--- START Working data ---
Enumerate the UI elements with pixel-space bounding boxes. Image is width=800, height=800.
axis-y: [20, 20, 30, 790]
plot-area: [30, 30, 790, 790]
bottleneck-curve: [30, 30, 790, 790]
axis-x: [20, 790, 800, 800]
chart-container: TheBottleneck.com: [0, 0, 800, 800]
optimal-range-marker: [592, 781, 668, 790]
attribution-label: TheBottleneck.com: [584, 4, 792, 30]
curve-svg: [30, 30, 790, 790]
--- END Working data ---
Exercise prompt -> Swap "Enumerate" for "List" in every item and give the lines again, leaving everything else unchanged.

Correct answer ->
List the UI elements with pixel-space bounding boxes. Image is width=800, height=800.
axis-y: [20, 20, 30, 790]
plot-area: [30, 30, 790, 790]
bottleneck-curve: [30, 30, 790, 790]
axis-x: [20, 790, 800, 800]
chart-container: TheBottleneck.com: [0, 0, 800, 800]
optimal-range-marker: [592, 781, 668, 790]
attribution-label: TheBottleneck.com: [584, 4, 792, 30]
curve-svg: [30, 30, 790, 790]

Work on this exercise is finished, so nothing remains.